=== Aim ===
Transcribe all the entries word for word, skipping the pictures.

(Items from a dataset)
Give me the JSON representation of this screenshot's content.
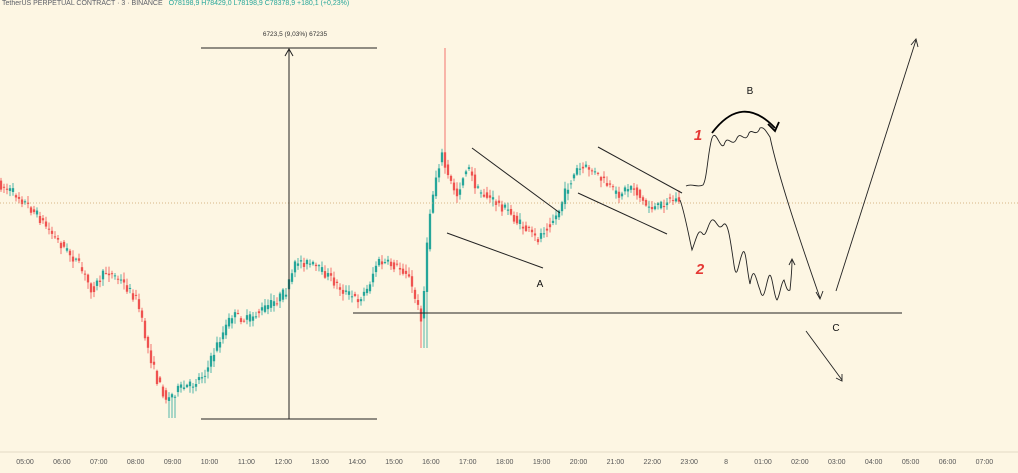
{
  "header": {
    "symbol_line": "TetherUS PERPETUAL CONTRACT · 3 · BINANCE",
    "ohlc": "O78198,9 H78429,0 L78198,9 C78378,9 +180,1 (+0,23%)"
  },
  "colors": {
    "background": "#fdf6e3",
    "up": "#26a69a",
    "down": "#ef5350",
    "drawing": "#222222",
    "scenario_label": "#e53935",
    "axis_text": "#555555",
    "price_line": "#c9a36a"
  },
  "chart_data": {
    "type": "candlestick",
    "timeframe": "3m",
    "x_axis": {
      "ticks": [
        "05:00",
        "06:00",
        "07:00",
        "08:00",
        "09:00",
        "10:00",
        "11:00",
        "12:00",
        "13:00",
        "14:00",
        "15:00",
        "16:00",
        "17:00",
        "18:00",
        "19:00",
        "20:00",
        "21:00",
        "22:00",
        "23:00",
        "8",
        "01:00",
        "02:00",
        "03:00",
        "04:00",
        "05:00",
        "06:00",
        "07:00"
      ]
    },
    "y_axis_visible": false,
    "measure_label": "6723,5 (9,03%) 67235",
    "annotations": {
      "wave_labels": [
        "A",
        "B",
        "C"
      ],
      "scenario_labels": [
        "1",
        "2"
      ]
    }
  }
}
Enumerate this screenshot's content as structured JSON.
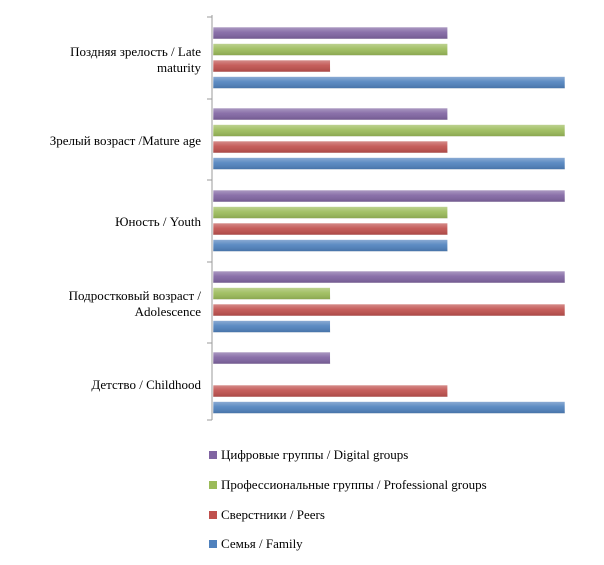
{
  "chart_data": {
    "type": "bar",
    "orientation": "horizontal",
    "categories": [
      [
        "Поздняя зрелость / Late",
        "maturity"
      ],
      [
        "Зрелый возраст /Mature age"
      ],
      [
        "Юность / Youth"
      ],
      [
        "Подростковый возраст /",
        "Adolescence"
      ],
      [
        "Детство / Childhood"
      ]
    ],
    "series": [
      {
        "name": "Цифровые группы / Digital groups",
        "color": "#8064A2",
        "values": [
          2,
          2,
          3,
          3,
          1
        ]
      },
      {
        "name": "Профессиональные группы / Professional groups",
        "color": "#9BBB59",
        "values": [
          2,
          3,
          2,
          1,
          0
        ]
      },
      {
        "name": "Сверстники / Peers",
        "color": "#C0504D",
        "values": [
          1,
          2,
          2,
          3,
          2
        ]
      },
      {
        "name": "Семья / Family",
        "color": "#4F81BD",
        "values": [
          3,
          3,
          2,
          1,
          3
        ]
      }
    ],
    "xlim": [
      0,
      3
    ],
    "grid": false,
    "legend_position": "bottom",
    "title": "",
    "xlabel": "",
    "ylabel": ""
  }
}
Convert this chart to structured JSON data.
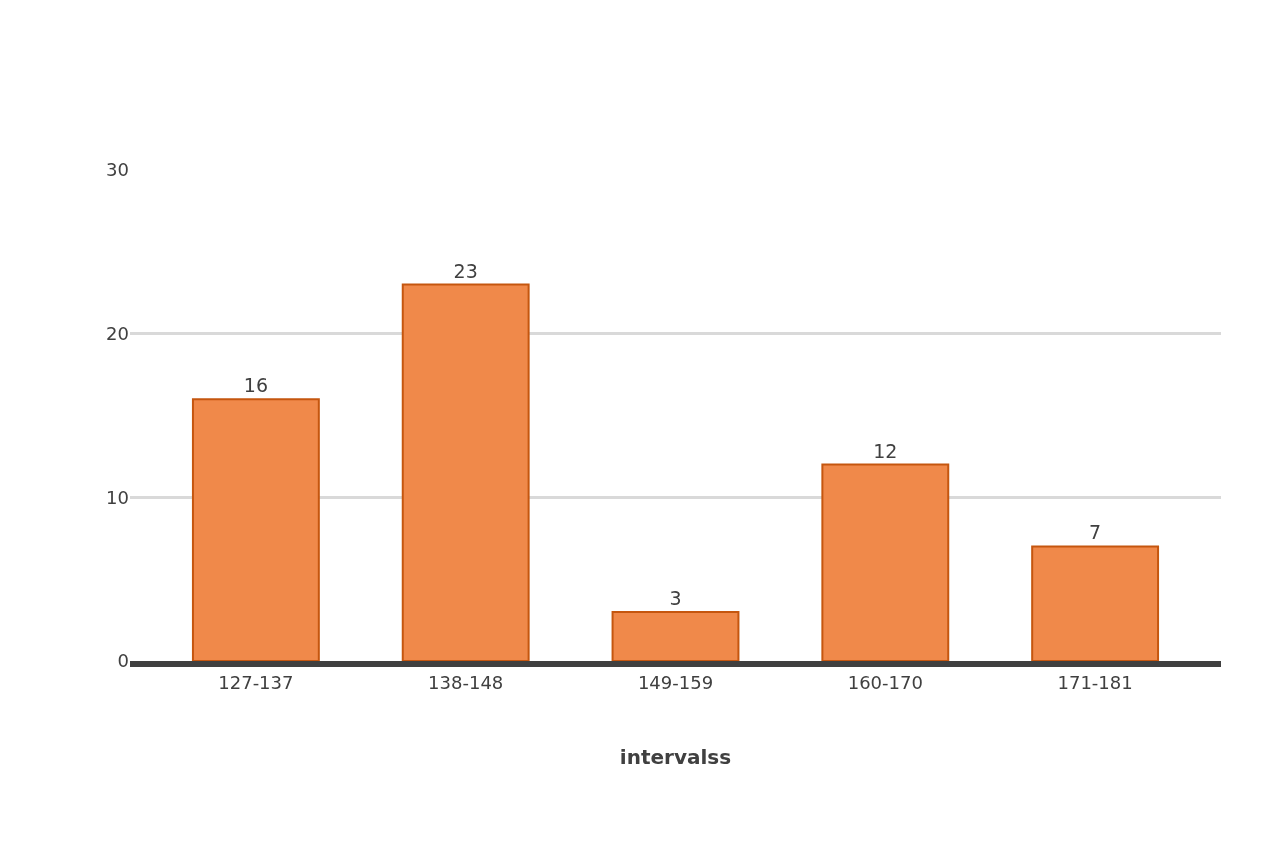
{
  "chart_data": {
    "type": "bar",
    "xlabel": "intervalss",
    "categories": [
      "127-137",
      "138-148",
      "149-159",
      "160-170",
      "171-181"
    ],
    "values": [
      16,
      23,
      3,
      12,
      7
    ],
    "color": "#f0894a",
    "ylim": [
      0,
      30
    ],
    "yticks": [
      0,
      10,
      20,
      30
    ],
    "grid": "y",
    "data_labels": true
  }
}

=== Output ===
Give me the JSON representation of this screenshot's content.
{
  "header": {
    "symbol_line": "TetherUS PERPETUAL CONTRACT · 3 · BINANCE",
    "ohlc": "O78198,9 H78429,0 L78198,9 C78378,9 +180,1 (+0,23%)"
  },
  "colors": {
    "background": "#fdf6e3",
    "up": "#26a69a",
    "down": "#ef5350",
    "drawing": "#222222",
    "scenario_label": "#e53935",
    "axis_text": "#555555",
    "price_line": "#c9a36a"
  },
  "chart_data": {
    "type": "candlestick",
    "timeframe": "3m",
    "x_axis": {
      "ticks": [
        "05:00",
        "06:00",
        "07:00",
        "08:00",
        "09:00",
        "10:00",
        "11:00",
        "12:00",
        "13:00",
        "14:00",
        "15:00",
        "16:00",
        "17:00",
        "18:00",
        "19:00",
        "20:00",
        "21:00",
        "22:00",
        "23:00",
        "8",
        "01:00",
        "02:00",
        "03:00",
        "04:00",
        "05:00",
        "06:00",
        "07:00"
      ]
    },
    "y_axis_visible": false,
    "measure_label": "6723,5 (9,03%) 67235",
    "annotations": {
      "wave_labels": [
        "A",
        "B",
        "C"
      ],
      "scenario_labels": [
        "1",
        "2"
      ]
    }
  }
}
Enumerate this screenshot's content as structured JSON.
{
  "chart_data": {
    "type": "bar",
    "orientation": "horizontal",
    "categories": [
      [
        "Поздняя зрелость / Late",
        "maturity"
      ],
      [
        "Зрелый возраст /Mature age"
      ],
      [
        "Юность / Youth"
      ],
      [
        "Подростковый возраст /",
        "Adolescence"
      ],
      [
        "Детство / Childhood"
      ]
    ],
    "series": [
      {
        "name": "Цифровые группы / Digital groups",
        "color": "#8064A2",
        "values": [
          2,
          2,
          3,
          3,
          1
        ]
      },
      {
        "name": "Профессиональные группы / Professional groups",
        "color": "#9BBB59",
        "values": [
          2,
          3,
          2,
          1,
          0
        ]
      },
      {
        "name": "Сверстники / Peers",
        "color": "#C0504D",
        "values": [
          1,
          2,
          2,
          3,
          2
        ]
      },
      {
        "name": "Семья / Family",
        "color": "#4F81BD",
        "values": [
          3,
          3,
          2,
          1,
          3
        ]
      }
    ],
    "xlim": [
      0,
      3
    ],
    "grid": false,
    "legend_position": "bottom",
    "title": "",
    "xlabel": "",
    "ylabel": ""
  }
}
Convert this chart to structured JSON data.
{
  "chart_data": {
    "type": "bar",
    "xlabel": "intervalss",
    "categories": [
      "127-137",
      "138-148",
      "149-159",
      "160-170",
      "171-181"
    ],
    "values": [
      16,
      23,
      3,
      12,
      7
    ],
    "color": "#f0894a",
    "ylim": [
      0,
      30
    ],
    "yticks": [
      0,
      10,
      20,
      30
    ],
    "grid": "y",
    "data_labels": true
  }
}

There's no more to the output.